▸ RECORDS SUPPLIED:
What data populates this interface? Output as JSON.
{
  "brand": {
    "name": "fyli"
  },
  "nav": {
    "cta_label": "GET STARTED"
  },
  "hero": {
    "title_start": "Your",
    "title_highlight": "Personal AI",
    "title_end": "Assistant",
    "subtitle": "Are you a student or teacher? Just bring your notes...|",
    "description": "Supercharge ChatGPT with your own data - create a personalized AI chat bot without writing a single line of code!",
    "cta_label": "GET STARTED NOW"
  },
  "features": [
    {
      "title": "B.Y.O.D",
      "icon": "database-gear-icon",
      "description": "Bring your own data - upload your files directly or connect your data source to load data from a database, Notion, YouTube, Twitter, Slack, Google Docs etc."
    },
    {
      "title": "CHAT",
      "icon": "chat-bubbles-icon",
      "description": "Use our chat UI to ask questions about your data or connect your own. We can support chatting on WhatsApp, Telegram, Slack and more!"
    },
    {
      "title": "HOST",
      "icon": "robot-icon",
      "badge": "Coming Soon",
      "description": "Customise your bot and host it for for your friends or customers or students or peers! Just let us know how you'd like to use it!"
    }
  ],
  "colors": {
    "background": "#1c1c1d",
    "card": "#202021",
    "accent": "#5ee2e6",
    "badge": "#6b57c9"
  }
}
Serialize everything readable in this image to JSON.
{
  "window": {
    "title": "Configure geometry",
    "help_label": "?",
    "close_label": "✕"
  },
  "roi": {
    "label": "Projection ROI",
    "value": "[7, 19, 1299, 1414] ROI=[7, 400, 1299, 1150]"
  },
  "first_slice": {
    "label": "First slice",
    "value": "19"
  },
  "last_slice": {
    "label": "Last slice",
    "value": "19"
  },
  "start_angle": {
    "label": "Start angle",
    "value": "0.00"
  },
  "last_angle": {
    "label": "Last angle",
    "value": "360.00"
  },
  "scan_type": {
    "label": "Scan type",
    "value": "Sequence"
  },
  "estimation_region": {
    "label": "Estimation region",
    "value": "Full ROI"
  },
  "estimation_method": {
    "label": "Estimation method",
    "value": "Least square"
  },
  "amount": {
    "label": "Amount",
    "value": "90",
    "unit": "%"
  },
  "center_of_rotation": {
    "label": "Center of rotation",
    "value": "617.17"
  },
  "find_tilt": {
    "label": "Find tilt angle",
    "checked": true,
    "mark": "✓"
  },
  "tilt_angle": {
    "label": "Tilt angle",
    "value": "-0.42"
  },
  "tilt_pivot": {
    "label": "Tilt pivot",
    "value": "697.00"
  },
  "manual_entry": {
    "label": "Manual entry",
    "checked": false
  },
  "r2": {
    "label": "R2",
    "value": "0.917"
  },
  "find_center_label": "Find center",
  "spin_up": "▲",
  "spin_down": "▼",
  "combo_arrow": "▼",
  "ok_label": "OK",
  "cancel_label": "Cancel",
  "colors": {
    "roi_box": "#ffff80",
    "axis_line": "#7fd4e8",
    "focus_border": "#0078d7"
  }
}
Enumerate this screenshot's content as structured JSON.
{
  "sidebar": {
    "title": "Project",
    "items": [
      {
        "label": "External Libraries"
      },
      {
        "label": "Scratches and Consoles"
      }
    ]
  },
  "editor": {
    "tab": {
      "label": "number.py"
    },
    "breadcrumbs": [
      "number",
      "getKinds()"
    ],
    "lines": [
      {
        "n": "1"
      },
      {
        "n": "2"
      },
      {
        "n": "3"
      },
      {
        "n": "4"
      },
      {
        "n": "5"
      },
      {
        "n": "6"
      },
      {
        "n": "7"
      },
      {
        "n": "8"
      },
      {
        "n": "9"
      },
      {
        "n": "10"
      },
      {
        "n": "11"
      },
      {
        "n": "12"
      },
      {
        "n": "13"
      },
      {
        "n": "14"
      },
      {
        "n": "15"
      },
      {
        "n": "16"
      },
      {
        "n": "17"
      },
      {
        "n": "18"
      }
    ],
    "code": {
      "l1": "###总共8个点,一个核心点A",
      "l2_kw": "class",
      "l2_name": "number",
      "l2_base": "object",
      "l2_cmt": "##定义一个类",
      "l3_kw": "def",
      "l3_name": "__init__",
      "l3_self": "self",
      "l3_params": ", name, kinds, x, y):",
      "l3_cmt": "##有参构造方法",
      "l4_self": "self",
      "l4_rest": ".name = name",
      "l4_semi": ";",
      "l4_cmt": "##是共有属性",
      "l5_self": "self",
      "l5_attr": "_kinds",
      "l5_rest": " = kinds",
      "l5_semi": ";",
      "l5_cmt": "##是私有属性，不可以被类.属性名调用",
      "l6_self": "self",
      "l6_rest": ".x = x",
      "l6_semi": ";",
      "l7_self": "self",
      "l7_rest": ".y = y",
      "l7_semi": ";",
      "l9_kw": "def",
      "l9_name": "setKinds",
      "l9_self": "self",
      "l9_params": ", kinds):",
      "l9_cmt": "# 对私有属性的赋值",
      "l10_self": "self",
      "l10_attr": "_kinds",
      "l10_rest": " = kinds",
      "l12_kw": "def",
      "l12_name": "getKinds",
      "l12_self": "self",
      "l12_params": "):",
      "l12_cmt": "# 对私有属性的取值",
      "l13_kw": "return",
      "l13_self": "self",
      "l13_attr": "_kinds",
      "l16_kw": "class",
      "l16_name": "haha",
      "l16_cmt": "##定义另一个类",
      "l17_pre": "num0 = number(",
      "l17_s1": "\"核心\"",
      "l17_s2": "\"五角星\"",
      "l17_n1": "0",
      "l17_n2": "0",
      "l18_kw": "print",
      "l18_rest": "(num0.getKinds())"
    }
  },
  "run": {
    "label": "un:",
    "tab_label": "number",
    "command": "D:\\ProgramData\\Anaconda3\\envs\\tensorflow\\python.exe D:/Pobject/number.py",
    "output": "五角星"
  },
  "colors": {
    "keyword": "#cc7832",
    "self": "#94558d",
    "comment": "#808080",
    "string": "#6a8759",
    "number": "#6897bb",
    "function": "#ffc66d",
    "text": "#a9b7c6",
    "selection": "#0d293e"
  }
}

▸ EXERCISE INSTRUCTIONS: Find how many lines in the listing hold "description", and reply with that number only.

▸ OUTPUT: 4